● **SOURCE MATERIAL**:

-- Begin --

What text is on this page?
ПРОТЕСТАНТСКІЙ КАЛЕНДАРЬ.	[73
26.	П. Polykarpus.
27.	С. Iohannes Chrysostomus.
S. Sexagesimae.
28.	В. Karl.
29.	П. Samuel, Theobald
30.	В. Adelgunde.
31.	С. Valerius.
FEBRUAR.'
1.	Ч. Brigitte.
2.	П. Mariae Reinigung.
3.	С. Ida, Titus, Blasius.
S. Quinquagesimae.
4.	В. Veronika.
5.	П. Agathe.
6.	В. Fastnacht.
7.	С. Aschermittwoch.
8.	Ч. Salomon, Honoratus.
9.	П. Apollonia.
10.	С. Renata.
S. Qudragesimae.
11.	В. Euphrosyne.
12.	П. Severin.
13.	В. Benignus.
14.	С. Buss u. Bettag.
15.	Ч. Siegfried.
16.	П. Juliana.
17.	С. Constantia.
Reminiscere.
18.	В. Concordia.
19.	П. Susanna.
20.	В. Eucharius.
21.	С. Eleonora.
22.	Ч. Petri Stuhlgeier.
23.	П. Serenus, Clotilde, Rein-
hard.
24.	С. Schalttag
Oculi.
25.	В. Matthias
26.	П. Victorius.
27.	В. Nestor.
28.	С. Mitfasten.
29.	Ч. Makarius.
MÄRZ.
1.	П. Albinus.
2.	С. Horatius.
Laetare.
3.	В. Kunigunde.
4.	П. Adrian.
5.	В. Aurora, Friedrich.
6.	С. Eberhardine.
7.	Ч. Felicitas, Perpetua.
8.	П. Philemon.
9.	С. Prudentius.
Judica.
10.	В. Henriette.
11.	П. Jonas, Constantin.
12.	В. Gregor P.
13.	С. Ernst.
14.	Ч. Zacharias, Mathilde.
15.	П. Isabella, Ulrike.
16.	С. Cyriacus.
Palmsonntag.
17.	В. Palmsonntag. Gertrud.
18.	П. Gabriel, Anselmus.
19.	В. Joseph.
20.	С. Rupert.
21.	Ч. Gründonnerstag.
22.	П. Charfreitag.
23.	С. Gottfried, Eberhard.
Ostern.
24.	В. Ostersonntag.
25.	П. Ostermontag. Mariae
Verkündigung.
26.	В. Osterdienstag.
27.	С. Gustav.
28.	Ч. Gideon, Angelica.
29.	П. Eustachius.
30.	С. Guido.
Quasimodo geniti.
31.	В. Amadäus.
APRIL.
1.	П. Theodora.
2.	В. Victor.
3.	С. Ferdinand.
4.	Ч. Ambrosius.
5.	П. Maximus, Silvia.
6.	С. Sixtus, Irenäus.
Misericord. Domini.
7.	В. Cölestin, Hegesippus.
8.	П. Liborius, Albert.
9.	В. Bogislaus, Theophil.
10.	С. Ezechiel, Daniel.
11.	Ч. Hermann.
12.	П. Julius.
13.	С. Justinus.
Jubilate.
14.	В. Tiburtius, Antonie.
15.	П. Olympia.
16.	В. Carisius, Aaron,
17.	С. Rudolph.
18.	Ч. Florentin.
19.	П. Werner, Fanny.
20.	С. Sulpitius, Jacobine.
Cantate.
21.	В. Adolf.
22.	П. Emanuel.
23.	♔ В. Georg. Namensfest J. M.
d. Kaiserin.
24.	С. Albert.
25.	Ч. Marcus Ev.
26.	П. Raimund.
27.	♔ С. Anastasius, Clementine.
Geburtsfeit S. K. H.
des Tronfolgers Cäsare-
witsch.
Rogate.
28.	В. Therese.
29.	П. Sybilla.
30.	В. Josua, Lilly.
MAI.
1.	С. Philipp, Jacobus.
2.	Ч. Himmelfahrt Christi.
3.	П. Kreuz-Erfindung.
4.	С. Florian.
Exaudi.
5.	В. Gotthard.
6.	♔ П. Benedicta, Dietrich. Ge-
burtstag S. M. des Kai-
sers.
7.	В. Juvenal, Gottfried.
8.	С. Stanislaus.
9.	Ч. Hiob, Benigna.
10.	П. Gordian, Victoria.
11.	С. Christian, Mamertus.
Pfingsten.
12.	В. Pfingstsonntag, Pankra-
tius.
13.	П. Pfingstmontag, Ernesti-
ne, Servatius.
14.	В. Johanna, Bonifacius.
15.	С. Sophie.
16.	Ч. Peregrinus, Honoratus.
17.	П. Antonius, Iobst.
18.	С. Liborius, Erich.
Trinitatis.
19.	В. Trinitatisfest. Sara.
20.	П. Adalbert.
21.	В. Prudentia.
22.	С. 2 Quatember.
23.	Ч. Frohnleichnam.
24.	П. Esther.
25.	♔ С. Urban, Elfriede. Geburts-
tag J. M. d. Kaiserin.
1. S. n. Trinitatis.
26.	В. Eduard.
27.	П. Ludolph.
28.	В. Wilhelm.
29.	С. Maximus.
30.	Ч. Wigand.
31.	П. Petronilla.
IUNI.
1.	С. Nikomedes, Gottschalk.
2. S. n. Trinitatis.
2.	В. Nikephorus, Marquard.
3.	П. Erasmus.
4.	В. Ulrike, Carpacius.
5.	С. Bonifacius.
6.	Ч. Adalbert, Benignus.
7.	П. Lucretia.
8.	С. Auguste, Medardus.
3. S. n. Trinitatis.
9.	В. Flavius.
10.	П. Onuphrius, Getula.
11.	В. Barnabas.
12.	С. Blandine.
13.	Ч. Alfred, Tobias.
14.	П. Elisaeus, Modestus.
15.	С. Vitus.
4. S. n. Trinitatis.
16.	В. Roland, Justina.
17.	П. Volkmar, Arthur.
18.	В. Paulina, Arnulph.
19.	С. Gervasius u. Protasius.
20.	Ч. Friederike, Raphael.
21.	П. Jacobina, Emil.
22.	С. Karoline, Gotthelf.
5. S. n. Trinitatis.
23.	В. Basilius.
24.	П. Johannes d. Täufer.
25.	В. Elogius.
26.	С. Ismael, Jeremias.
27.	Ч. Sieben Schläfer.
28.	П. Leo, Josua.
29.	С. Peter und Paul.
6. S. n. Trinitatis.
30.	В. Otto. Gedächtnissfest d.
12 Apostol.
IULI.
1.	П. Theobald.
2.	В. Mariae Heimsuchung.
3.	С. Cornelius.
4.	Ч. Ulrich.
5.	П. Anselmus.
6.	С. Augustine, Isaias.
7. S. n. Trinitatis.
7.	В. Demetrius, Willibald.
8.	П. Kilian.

-- End --

● **STATED GOAL**:
Give back all the data exactly as written.

● **SOLUTION TO THIS PROBLEM**:
What text is on this page?
ПРОТЕСТАНТСКІЙ КАЛЕНДАРЬ.	[73
26.	П. Polykarpus.
27.	С. Iohannes Chrysostomus.
S. Sexagesimae.
28.	В. Karl.
29.	П. Samuel, Theobald
30.	В. Adelgunde.
31.	С. Valerius.
FEBRUAR.'
1.	Ч. Brigitte.
2.	П. Mariae Reinigung.
3.	С. Ida, Titus, Blasius.
S. Quinquagesimae.
4.	В. Veronika.
5.	П. Agathe.
6.	В. Fastnacht.
7.	С. Aschermittwoch.
8.	Ч. Salomon, Honoratus.
9.	П. Apollonia.
10.	С. Renata.
S. Qudragesimae.
11.	В. Euphrosyne.
12.	П. Severin.
13.	В. Benignus.
14.	С. Buss u. Bettag.
15.	Ч. Siegfried.
16.	П. Juliana.
17.	С. Constantia.
Reminiscere.
18.	В. Concordia.
19.	П. Susanna.
20.	В. Eucharius.
21.	С. Eleonora.
22.	Ч. Petri Stuhlgeier.
23.	П. Serenus, Clotilde, Rein-
hard.
24.	С. Schalttag
Oculi.
25.	В. Matthias
26.	П. Victorius.
27.	В. Nestor.
28.	С. Mitfasten.
29.	Ч. Makarius.
MÄRZ.
1.	П. Albinus.
2.	С. Horatius.
Laetare.
3.	В. Kunigunde.
4.	П. Adrian.
5.	В. Aurora, Friedrich.
6.	С. Eberhardine.
7.	Ч. Felicitas, Perpetua.
8.	П. Philemon.
9.	С. Prudentius.
Judica.
10.	В. Henriette.
11.	П. Jonas, Constantin.
12.	В. Gregor P.
13.	С. Ernst.
14.	Ч. Zacharias, Mathilde.
15.	П. Isabella, Ulrike.
16.	С. Cyriacus.
Palmsonntag.
17.	В. Palmsonntag. Gertrud.
18.	П. Gabriel, Anselmus.
19.	В. Joseph.
20.	С. Rupert.
21.	Ч. Gründonnerstag.
22.	П. Charfreitag.
23.	С. Gottfried, Eberhard.
Ostern.
24.	В. Ostersonntag.
25.	П. Ostermontag. Mariae
Verkündigung.
26.	В. Osterdienstag.
27.	С. Gustav.
28.	Ч. Gideon, Angelica.
29.	П. Eustachius.
30.	С. Guido.
Quasimodo geniti.
31.	В. Amadäus.
APRIL.
1.	П. Theodora.
2.	В. Victor.
3.	С. Ferdinand.
4.	Ч. Ambrosius.
5.	П. Maximus, Silvia.
6.	С. Sixtus, Irenäus.
Misericord. Domini.
7.	В. Cölestin, Hegesippus.
8.	П. Liborius, Albert.
9.	В. Bogislaus, Theophil.
10.	С. Ezechiel, Daniel.
11.	Ч. Hermann.
12.	П. Julius.
13.	С. Justinus.
Jubilate.
14.	В. Tiburtius, Antonie.
15.	П. Olympia.
16.	В. Carisius, Aaron,
17.	С. Rudolph.
18.	Ч. Florentin.
19.	П. Werner, Fanny.
20.	С. Sulpitius, Jacobine.
Cantate.
21.	В. Adolf.
22.	П. Emanuel.
23.	♔ В. Georg. Namensfest J. M.
d. Kaiserin.
24.	С. Albert.
25.	Ч. Marcus Ev.
26.	П. Raimund.
27.	♔ С. Anastasius, Clementine.
Geburtsfeit S. K. H.
des Tronfolgers Cäsare-
witsch.
Rogate.
28.	В. Therese.
29.	П. Sybilla.
30.	В. Josua, Lilly.
MAI.
1.	С. Philipp, Jacobus.
2.	Ч. Himmelfahrt Christi.
3.	П. Kreuz-Erfindung.
4.	С. Florian.
Exaudi.
5.	В. Gotthard.
6.	♔ П. Benedicta, Dietrich. Ge-
burtstag S. M. des Kai-
sers.
7.	В. Juvenal, Gottfried.
8.	С. Stanislaus.
9.	Ч. Hiob, Benigna.
10.	П. Gordian, Victoria.
11.	С. Christian, Mamertus.
Pfingsten.
12.	В. Pfingstsonntag, Pankra-
tius.
13.	П. Pfingstmontag, Ernesti-
ne, Servatius.
14.	В. Johanna, Bonifacius.
15.	С. Sophie.
16.	Ч. Peregrinus, Honoratus.
17.	П. Antonius, Iobst.
18.	С. Liborius, Erich.
Trinitatis.
19.	В. Trinitatisfest. Sara.
20.	П. Adalbert.
21.	В. Prudentia.
22.	С. 2 Quatember.
23.	Ч. Frohnleichnam.
24.	П. Esther.
25.	♔ С. Urban, Elfriede. Geburts-
tag J. M. d. Kaiserin.
1. S. n. Trinitatis.
26.	В. Eduard.
27.	П. Ludolph.
28.	В. Wilhelm.
29.	С. Maximus.
30.	Ч. Wigand.
31.	П. Petronilla.
IUNI.
1.	С. Nikomedes, Gottschalk.
2. S. n. Trinitatis.
2.	В. Nikephorus, Marquard.
3.	П. Erasmus.
4.	В. Ulrike, Carpacius.
5.	С. Bonifacius.
6.	Ч. Adalbert, Benignus.
7.	П. Lucretia.
8.	С. Auguste, Medardus.
3. S. n. Trinitatis.
9.	В. Flavius.
10.	П. Onuphrius, Getula.
11.	В. Barnabas.
12.	С. Blandine.
13.	Ч. Alfred, Tobias.
14.	П. Elisaeus, Modestus.
15.	С. Vitus.
4. S. n. Trinitatis.
16.	В. Roland, Justina.
17.	П. Volkmar, Arthur.
18.	В. Paulina, Arnulph.
19.	С. Gervasius u. Protasius.
20.	Ч. Friederike, Raphael.
21.	П. Jacobina, Emil.
22.	С. Karoline, Gotthelf.
5. S. n. Trinitatis.
23.	В. Basilius.
24.	П. Johannes d. Täufer.
25.	В. Elogius.
26.	С. Ismael, Jeremias.
27.	Ч. Sieben Schläfer.
28.	П. Leo, Josua.
29.	С. Peter und Paul.
6. S. n. Trinitatis.
30.	В. Otto. Gedächtnissfest d.
12 Apostol.
IULI.
1.	П. Theobald.
2.	В. Mariae Heimsuchung.
3.	С. Cornelius.
4.	Ч. Ulrich.
5.	П. Anselmus.
6.	С. Augustine, Isaias.
7. S. n. Trinitatis.
7.	В. Demetrius, Willibald.
8.	П. Kilian.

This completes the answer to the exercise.